Task prompt — In the entries starting at the beginning and ending at the line containing "field-5-label [18, 503, 111, 517]", substitute "niemieckich" for "austriackich". Write out only those lines, with nothing else changed.

Items from a data source —
--- begin ---
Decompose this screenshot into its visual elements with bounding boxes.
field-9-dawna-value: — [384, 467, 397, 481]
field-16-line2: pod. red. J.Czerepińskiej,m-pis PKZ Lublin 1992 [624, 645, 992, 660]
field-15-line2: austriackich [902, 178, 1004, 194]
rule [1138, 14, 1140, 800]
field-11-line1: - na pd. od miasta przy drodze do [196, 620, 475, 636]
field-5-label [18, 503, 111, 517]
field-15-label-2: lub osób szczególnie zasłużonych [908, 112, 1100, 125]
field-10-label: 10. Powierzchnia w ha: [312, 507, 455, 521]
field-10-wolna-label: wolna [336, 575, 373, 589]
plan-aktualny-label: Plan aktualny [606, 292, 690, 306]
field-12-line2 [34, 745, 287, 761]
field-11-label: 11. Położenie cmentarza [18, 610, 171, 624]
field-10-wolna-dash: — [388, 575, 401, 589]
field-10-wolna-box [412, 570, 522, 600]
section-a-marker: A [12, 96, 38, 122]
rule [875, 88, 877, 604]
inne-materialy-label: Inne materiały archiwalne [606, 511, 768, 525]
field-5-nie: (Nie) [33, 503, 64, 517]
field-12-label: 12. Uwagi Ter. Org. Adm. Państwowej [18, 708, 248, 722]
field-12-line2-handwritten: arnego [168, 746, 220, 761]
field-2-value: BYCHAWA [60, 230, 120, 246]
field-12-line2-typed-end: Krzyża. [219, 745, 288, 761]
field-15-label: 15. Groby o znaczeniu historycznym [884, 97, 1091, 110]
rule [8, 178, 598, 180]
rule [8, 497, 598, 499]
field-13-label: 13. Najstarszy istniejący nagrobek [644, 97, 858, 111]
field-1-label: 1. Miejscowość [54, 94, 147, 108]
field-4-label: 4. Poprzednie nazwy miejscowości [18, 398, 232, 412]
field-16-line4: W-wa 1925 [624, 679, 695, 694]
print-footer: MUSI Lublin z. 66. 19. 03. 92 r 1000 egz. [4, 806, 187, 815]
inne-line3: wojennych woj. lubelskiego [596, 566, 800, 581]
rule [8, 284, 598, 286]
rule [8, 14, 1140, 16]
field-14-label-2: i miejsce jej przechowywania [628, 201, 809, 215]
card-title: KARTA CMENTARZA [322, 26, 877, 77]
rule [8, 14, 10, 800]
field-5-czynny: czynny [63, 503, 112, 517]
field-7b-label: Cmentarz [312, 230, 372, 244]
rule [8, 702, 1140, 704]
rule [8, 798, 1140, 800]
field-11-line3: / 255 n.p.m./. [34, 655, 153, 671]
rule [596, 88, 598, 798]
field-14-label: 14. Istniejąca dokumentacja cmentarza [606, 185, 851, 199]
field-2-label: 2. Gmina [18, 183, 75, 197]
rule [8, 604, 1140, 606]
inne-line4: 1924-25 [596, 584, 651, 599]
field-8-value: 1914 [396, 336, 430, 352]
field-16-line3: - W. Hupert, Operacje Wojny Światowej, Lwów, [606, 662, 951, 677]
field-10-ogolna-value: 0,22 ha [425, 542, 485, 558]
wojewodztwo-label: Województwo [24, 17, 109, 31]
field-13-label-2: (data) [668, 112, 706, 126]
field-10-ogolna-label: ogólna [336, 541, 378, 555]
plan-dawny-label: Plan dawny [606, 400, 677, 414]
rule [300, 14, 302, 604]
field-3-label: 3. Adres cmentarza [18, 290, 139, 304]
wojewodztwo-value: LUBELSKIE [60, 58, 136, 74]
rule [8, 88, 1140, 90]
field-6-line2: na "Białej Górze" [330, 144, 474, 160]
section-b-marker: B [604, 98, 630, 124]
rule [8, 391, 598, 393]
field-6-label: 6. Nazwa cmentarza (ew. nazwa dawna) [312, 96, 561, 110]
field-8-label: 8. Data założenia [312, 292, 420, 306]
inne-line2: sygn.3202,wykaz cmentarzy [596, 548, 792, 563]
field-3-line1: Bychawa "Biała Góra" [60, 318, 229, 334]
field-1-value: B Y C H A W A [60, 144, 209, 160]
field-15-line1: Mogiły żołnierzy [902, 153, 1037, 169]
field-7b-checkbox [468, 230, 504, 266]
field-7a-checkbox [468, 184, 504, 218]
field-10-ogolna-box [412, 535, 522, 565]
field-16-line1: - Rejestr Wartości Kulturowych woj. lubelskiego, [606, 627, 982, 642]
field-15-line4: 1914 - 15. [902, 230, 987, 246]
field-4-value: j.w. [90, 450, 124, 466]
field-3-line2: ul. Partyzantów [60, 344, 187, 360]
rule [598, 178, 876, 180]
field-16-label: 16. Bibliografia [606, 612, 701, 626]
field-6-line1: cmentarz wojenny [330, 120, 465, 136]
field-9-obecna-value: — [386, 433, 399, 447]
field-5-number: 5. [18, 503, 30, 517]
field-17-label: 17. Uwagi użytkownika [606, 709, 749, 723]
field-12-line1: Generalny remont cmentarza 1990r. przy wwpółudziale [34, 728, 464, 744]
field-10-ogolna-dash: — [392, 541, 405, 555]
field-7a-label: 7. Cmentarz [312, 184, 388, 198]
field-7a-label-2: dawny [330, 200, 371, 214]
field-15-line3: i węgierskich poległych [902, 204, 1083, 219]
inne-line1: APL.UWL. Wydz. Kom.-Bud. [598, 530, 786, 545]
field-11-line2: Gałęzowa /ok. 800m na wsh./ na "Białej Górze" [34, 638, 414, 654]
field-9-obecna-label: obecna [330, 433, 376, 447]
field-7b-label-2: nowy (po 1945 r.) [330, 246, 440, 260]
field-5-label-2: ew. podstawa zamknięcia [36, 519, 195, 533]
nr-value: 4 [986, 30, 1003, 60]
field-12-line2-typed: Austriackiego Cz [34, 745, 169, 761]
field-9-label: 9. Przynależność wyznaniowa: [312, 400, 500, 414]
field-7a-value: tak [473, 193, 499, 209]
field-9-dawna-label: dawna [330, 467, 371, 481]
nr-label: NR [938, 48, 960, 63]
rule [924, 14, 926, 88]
--- end ---
Result of the exercise —
Decompose this screenshot into its visual elements with bounding boxes.
field-9-dawna-value: — [384, 467, 397, 481]
field-16-line2: pod. red. J.Czerepińskiej,m-pis PKZ Lublin 1992 [624, 645, 992, 660]
field-15-line2: niemieckich [902, 178, 1004, 194]
rule [1138, 14, 1140, 800]
field-11-line1: - na pd. od miasta przy drodze do [196, 620, 475, 636]
field-5-label [18, 503, 111, 517]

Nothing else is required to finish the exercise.